## [THE PROBLEM]
Find the lines holding the word "SOLL" and collect them.
──────── EXCERPTED DATA ────────
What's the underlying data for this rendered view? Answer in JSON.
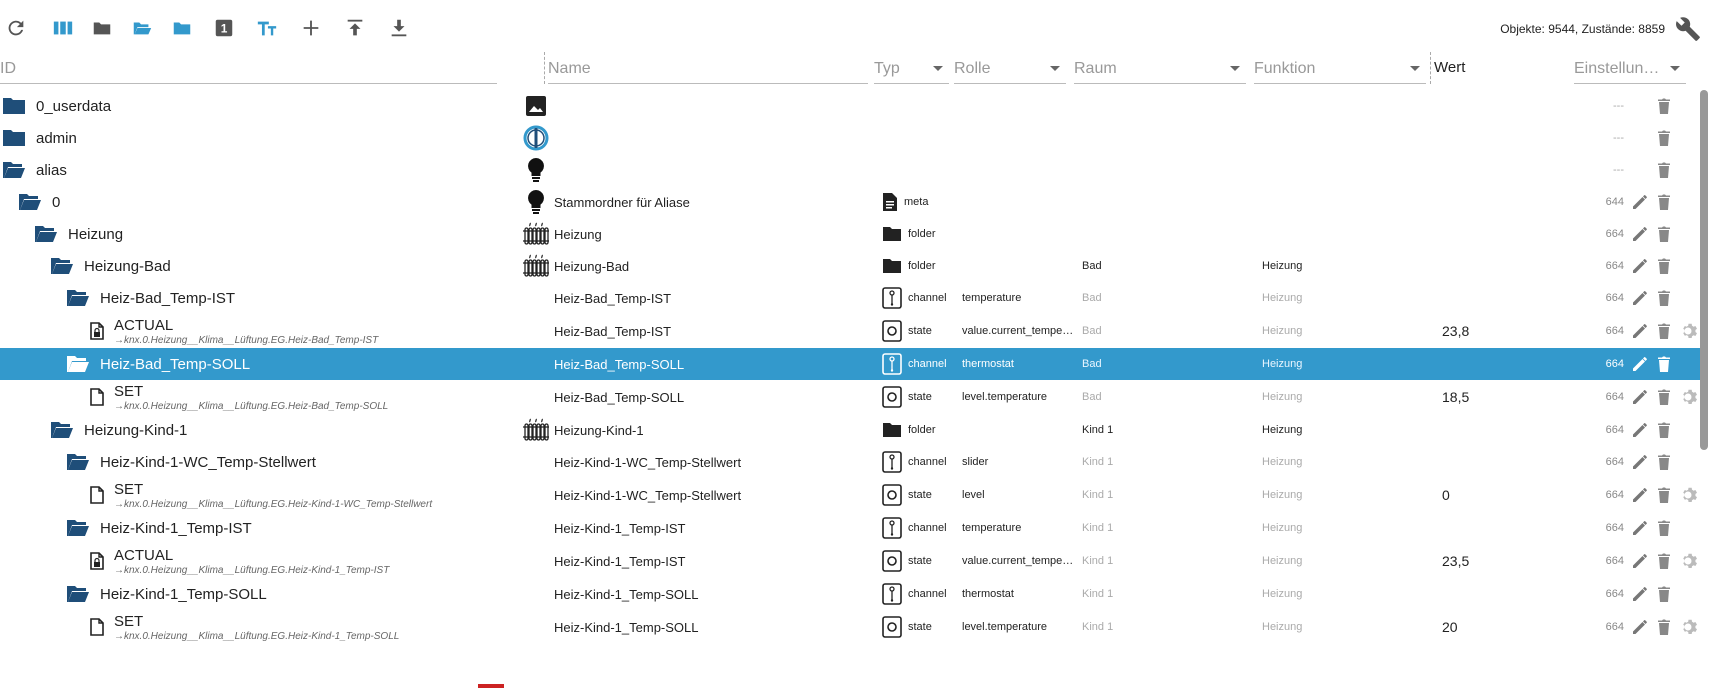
{
  "toolbar": {
    "buttons": [
      {
        "name": "refresh-icon",
        "color": "#555"
      },
      {
        "name": "columns-icon",
        "color": "#3399cc"
      },
      {
        "name": "folder-icon",
        "color": "#555"
      },
      {
        "name": "folder-open-icon",
        "color": "#3399cc"
      },
      {
        "name": "folder-closed-icon",
        "color": "#3399cc"
      },
      {
        "name": "number-one-icon",
        "color": "#555"
      },
      {
        "name": "text-size-icon",
        "color": "#3399cc"
      },
      {
        "name": "add-icon",
        "color": "#555"
      },
      {
        "name": "upload-icon",
        "color": "#555"
      },
      {
        "name": "download-icon",
        "color": "#555"
      }
    ],
    "stats": "Objekte: 9544, Zustände: 8859",
    "settings_icon": "wrench-icon"
  },
  "header": {
    "id_placeholder": "ID",
    "name_placeholder": "Name",
    "typ_label": "Typ",
    "rolle_label": "Rolle",
    "raum_label": "Raum",
    "funktion_label": "Funktion",
    "wert_label": "Wert",
    "einstellungen_label": "Einstellun…"
  },
  "colors": {
    "accent": "#3399cc",
    "folder": "#1f4e79",
    "selected_bg": "#3399cc"
  },
  "rows": [
    {
      "level": 0,
      "kind": "folder-closed",
      "id": "0_userdata",
      "alias": "",
      "obj_icon": "image-icon",
      "name": "",
      "typ_icon": "",
      "typ": "",
      "rolle": "",
      "raum": "",
      "raum_style": "",
      "funktion": "",
      "funktion_style": "",
      "wert": "",
      "acl": "---",
      "edit": false,
      "gear": false
    },
    {
      "level": 0,
      "kind": "folder-closed",
      "id": "admin",
      "alias": "",
      "obj_icon": "admin-logo-icon",
      "name": "",
      "typ_icon": "",
      "typ": "",
      "rolle": "",
      "raum": "",
      "raum_style": "",
      "funktion": "",
      "funktion_style": "",
      "wert": "",
      "acl": "---",
      "edit": false,
      "gear": false
    },
    {
      "level": 0,
      "kind": "folder-open",
      "id": "alias",
      "alias": "",
      "obj_icon": "lightbulb-icon",
      "name": "",
      "typ_icon": "",
      "typ": "",
      "rolle": "",
      "raum": "",
      "raum_style": "",
      "funktion": "",
      "funktion_style": "",
      "wert": "",
      "acl": "---",
      "edit": false,
      "gear": false
    },
    {
      "level": 1,
      "kind": "folder-open",
      "id": "0",
      "alias": "",
      "obj_icon": "lightbulb-icon",
      "name": "Stammordner für Aliase",
      "typ_icon": "meta-icon",
      "typ": "meta",
      "rolle": "",
      "raum": "",
      "raum_style": "",
      "funktion": "",
      "funktion_style": "",
      "wert": "",
      "acl": "644",
      "edit": true,
      "gear": false
    },
    {
      "level": 2,
      "kind": "folder-open",
      "id": "Heizung",
      "alias": "",
      "obj_icon": "radiator-icon",
      "name": "Heizung",
      "typ_icon": "folder-type-icon",
      "typ": "folder",
      "rolle": "",
      "raum": "",
      "raum_style": "",
      "funktion": "",
      "funktion_style": "",
      "wert": "",
      "acl": "664",
      "edit": true,
      "gear": false
    },
    {
      "level": 3,
      "kind": "folder-open",
      "id": "Heizung-Bad",
      "alias": "",
      "obj_icon": "radiator-icon",
      "name": "Heizung-Bad",
      "typ_icon": "folder-type-icon",
      "typ": "folder",
      "rolle": "",
      "raum": "Bad",
      "raum_style": "dark",
      "funktion": "Heizung",
      "funktion_style": "dark",
      "wert": "",
      "acl": "664",
      "edit": true,
      "gear": false
    },
    {
      "level": 4,
      "kind": "folder-open",
      "id": "Heiz-Bad_Temp-IST",
      "alias": "",
      "obj_icon": "",
      "name": "Heiz-Bad_Temp-IST",
      "typ_icon": "channel-icon",
      "typ": "channel",
      "rolle": "temperature",
      "raum": "Bad",
      "raum_style": "muted",
      "funktion": "Heizung",
      "funktion_style": "muted",
      "wert": "",
      "acl": "664",
      "edit": true,
      "gear": false
    },
    {
      "level": 5,
      "kind": "doc-lock",
      "id": "ACTUAL",
      "alias": "→knx.0.Heizung__Klima__Lüftung.EG.Heiz-Bad_Temp-IST",
      "obj_icon": "",
      "name": "Heiz-Bad_Temp-IST",
      "typ_icon": "state-icon",
      "typ": "state",
      "rolle": "value.current_tempe…",
      "raum": "Bad",
      "raum_style": "muted",
      "funktion": "Heizung",
      "funktion_style": "muted",
      "wert": "23,8",
      "acl": "664",
      "edit": true,
      "gear": true
    },
    {
      "level": 4,
      "kind": "folder-open",
      "id": "Heiz-Bad_Temp-SOLL",
      "alias": "",
      "obj_icon": "",
      "name": "Heiz-Bad_Temp-SOLL",
      "typ_icon": "channel-icon",
      "typ": "channel",
      "rolle": "thermostat",
      "raum": "Bad",
      "raum_style": "muted",
      "funktion": "Heizung",
      "funktion_style": "muted",
      "wert": "",
      "acl": "664",
      "edit": true,
      "gear": false,
      "selected": true
    },
    {
      "level": 5,
      "kind": "doc",
      "id": "SET",
      "alias": "→knx.0.Heizung__Klima__Lüftung.EG.Heiz-Bad_Temp-SOLL",
      "obj_icon": "",
      "name": "Heiz-Bad_Temp-SOLL",
      "typ_icon": "state-icon",
      "typ": "state",
      "rolle": "level.temperature",
      "raum": "Bad",
      "raum_style": "muted",
      "funktion": "Heizung",
      "funktion_style": "muted",
      "wert": "18,5",
      "acl": "664",
      "edit": true,
      "gear": true
    },
    {
      "level": 3,
      "kind": "folder-open",
      "id": "Heizung-Kind-1",
      "alias": "",
      "obj_icon": "radiator-icon",
      "name": "Heizung-Kind-1",
      "typ_icon": "folder-type-icon",
      "typ": "folder",
      "rolle": "",
      "raum": "Kind 1",
      "raum_style": "dark",
      "funktion": "Heizung",
      "funktion_style": "dark",
      "wert": "",
      "acl": "664",
      "edit": true,
      "gear": false
    },
    {
      "level": 4,
      "kind": "folder-open",
      "id": "Heiz-Kind-1-WC_Temp-Stellwert",
      "alias": "",
      "obj_icon": "",
      "name": "Heiz-Kind-1-WC_Temp-Stellwert",
      "typ_icon": "channel-icon",
      "typ": "channel",
      "rolle": "slider",
      "raum": "Kind 1",
      "raum_style": "muted",
      "funktion": "Heizung",
      "funktion_style": "muted",
      "wert": "",
      "acl": "664",
      "edit": true,
      "gear": false
    },
    {
      "level": 5,
      "kind": "doc",
      "id": "SET",
      "alias": "→knx.0.Heizung__Klima__Lüftung.EG.Heiz-Kind-1-WC_Temp-Stellwert",
      "obj_icon": "",
      "name": "Heiz-Kind-1-WC_Temp-Stellwert",
      "typ_icon": "state-icon",
      "typ": "state",
      "rolle": "level",
      "raum": "Kind 1",
      "raum_style": "muted",
      "funktion": "Heizung",
      "funktion_style": "muted",
      "wert": "0",
      "acl": "664",
      "edit": true,
      "gear": true
    },
    {
      "level": 4,
      "kind": "folder-open",
      "id": "Heiz-Kind-1_Temp-IST",
      "alias": "",
      "obj_icon": "",
      "name": "Heiz-Kind-1_Temp-IST",
      "typ_icon": "channel-icon",
      "typ": "channel",
      "rolle": "temperature",
      "raum": "Kind 1",
      "raum_style": "muted",
      "funktion": "Heizung",
      "funktion_style": "muted",
      "wert": "",
      "acl": "664",
      "edit": true,
      "gear": false
    },
    {
      "level": 5,
      "kind": "doc-lock",
      "id": "ACTUAL",
      "alias": "→knx.0.Heizung__Klima__Lüftung.EG.Heiz-Kind-1_Temp-IST",
      "obj_icon": "",
      "name": "Heiz-Kind-1_Temp-IST",
      "typ_icon": "state-icon",
      "typ": "state",
      "rolle": "value.current_tempe…",
      "raum": "Kind 1",
      "raum_style": "muted",
      "funktion": "Heizung",
      "funktion_style": "muted",
      "wert": "23,5",
      "acl": "664",
      "edit": true,
      "gear": true
    },
    {
      "level": 4,
      "kind": "folder-open",
      "id": "Heiz-Kind-1_Temp-SOLL",
      "alias": "",
      "obj_icon": "",
      "name": "Heiz-Kind-1_Temp-SOLL",
      "typ_icon": "channel-icon",
      "typ": "channel",
      "rolle": "thermostat",
      "raum": "Kind 1",
      "raum_style": "muted",
      "funktion": "Heizung",
      "funktion_style": "muted",
      "wert": "",
      "acl": "664",
      "edit": true,
      "gear": false
    },
    {
      "level": 5,
      "kind": "doc",
      "id": "SET",
      "alias": "→knx.0.Heizung__Klima__Lüftung.EG.Heiz-Kind-1_Temp-SOLL",
      "obj_icon": "",
      "name": "Heiz-Kind-1_Temp-SOLL",
      "typ_icon": "state-icon",
      "typ": "state",
      "rolle": "level.temperature",
      "raum": "Kind 1",
      "raum_style": "muted",
      "funktion": "Heizung",
      "funktion_style": "muted",
      "wert": "20",
      "acl": "664",
      "edit": true,
      "gear": true
    }
  ]
}
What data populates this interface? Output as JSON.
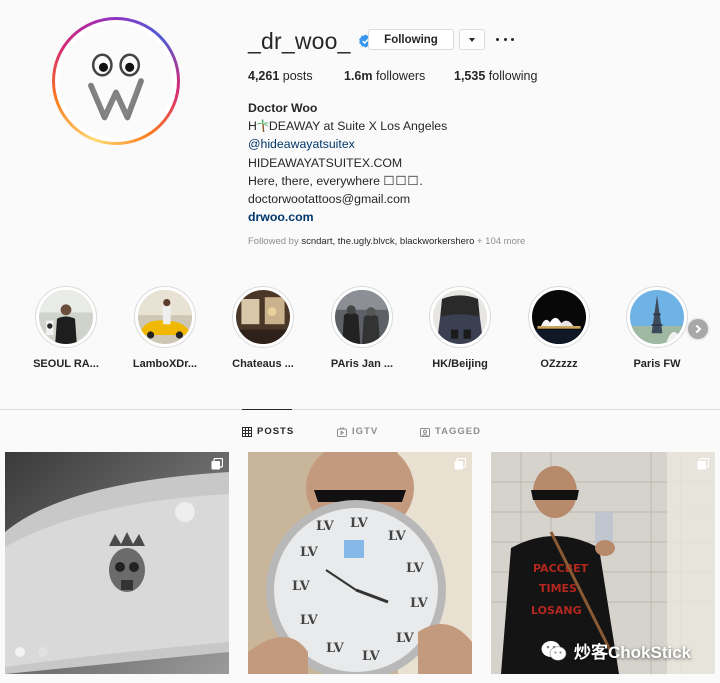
{
  "profile": {
    "username": "_dr_woo_",
    "following_button": "Following",
    "stats": {
      "posts_count": "4,261",
      "posts_label": "posts",
      "followers_count": "1.6m",
      "followers_label": "followers",
      "following_count": "1,535",
      "following_label": "following"
    },
    "bio": {
      "full_name": "Doctor Woo",
      "line1_prefix": "H",
      "line1_suffix": "DEAWAY at Suite X Los Angeles",
      "mention": "@hideawayatsuitex",
      "line3": "HIDEAWAYATSUITEX.COM",
      "line4_text": "Here, there, everywhere",
      "line4_boxes": "☐☐☐.",
      "email": "doctorwootattoos@gmail.com",
      "website": "drwoo.com"
    },
    "followed_by_prefix": "Followed by",
    "followed_by_names": "scndart, the.ugly.blvck, blackworkershero",
    "followed_by_more": "+ 104 more"
  },
  "highlights": [
    {
      "label": "SEOUL RA..."
    },
    {
      "label": "LamboXDr..."
    },
    {
      "label": "Chateaus ..."
    },
    {
      "label": "PAris Jan ..."
    },
    {
      "label": "HK/Beijing"
    },
    {
      "label": "OZzzzz"
    },
    {
      "label": "Paris FW"
    }
  ],
  "tabs": [
    {
      "label": "POSTS",
      "icon": "grid-icon",
      "active": true
    },
    {
      "label": "IGTV",
      "icon": "igtv-icon",
      "active": false
    },
    {
      "label": "TAGGED",
      "icon": "tagged-icon",
      "active": false
    }
  ],
  "watermark": "炒客ChokStick",
  "colors": {
    "link": "#00376b",
    "verified": "#3897f0",
    "muted": "#8e8e8e",
    "text": "#262626"
  }
}
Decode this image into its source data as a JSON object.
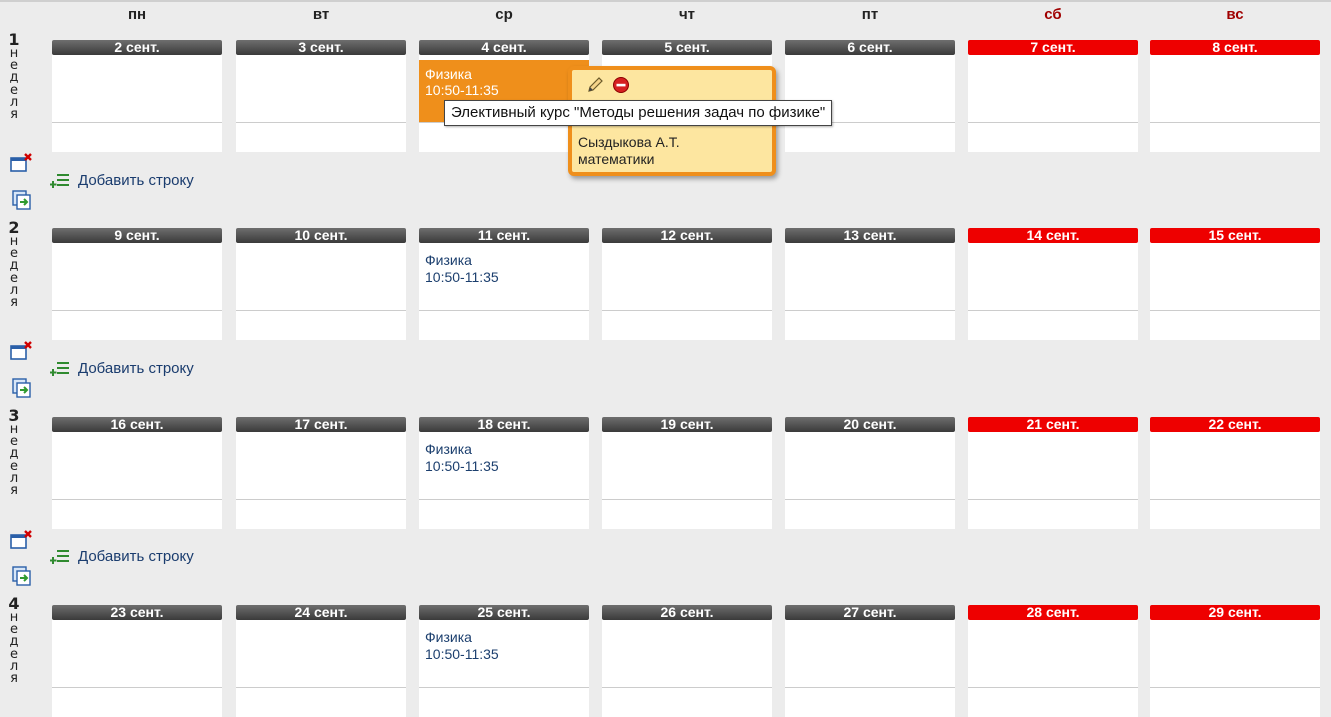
────────
## [WORKED ANSWER]
      "id": "Heiz-Bad_Temp-SOLL",
      "name": "Heiz-Bad_Temp-SOLL",
      "alias": "→knx.0.Heizung__Klima__Lüftung.EG.Heiz-Bad_Temp-SOLL",
      "name": "Heiz-Bad_Temp-SOLL",
      "id": "Heiz-Kind-1_Temp-SOLL",
      "name": "Heiz-Kind-1_Temp-SOLL",
      "alias": "→knx.0.Heizung__Klima__Lüftung.EG.Heiz-Kind-1_Temp-SOLL",
      "name": "Heiz-Kind-1_Temp-SOLL",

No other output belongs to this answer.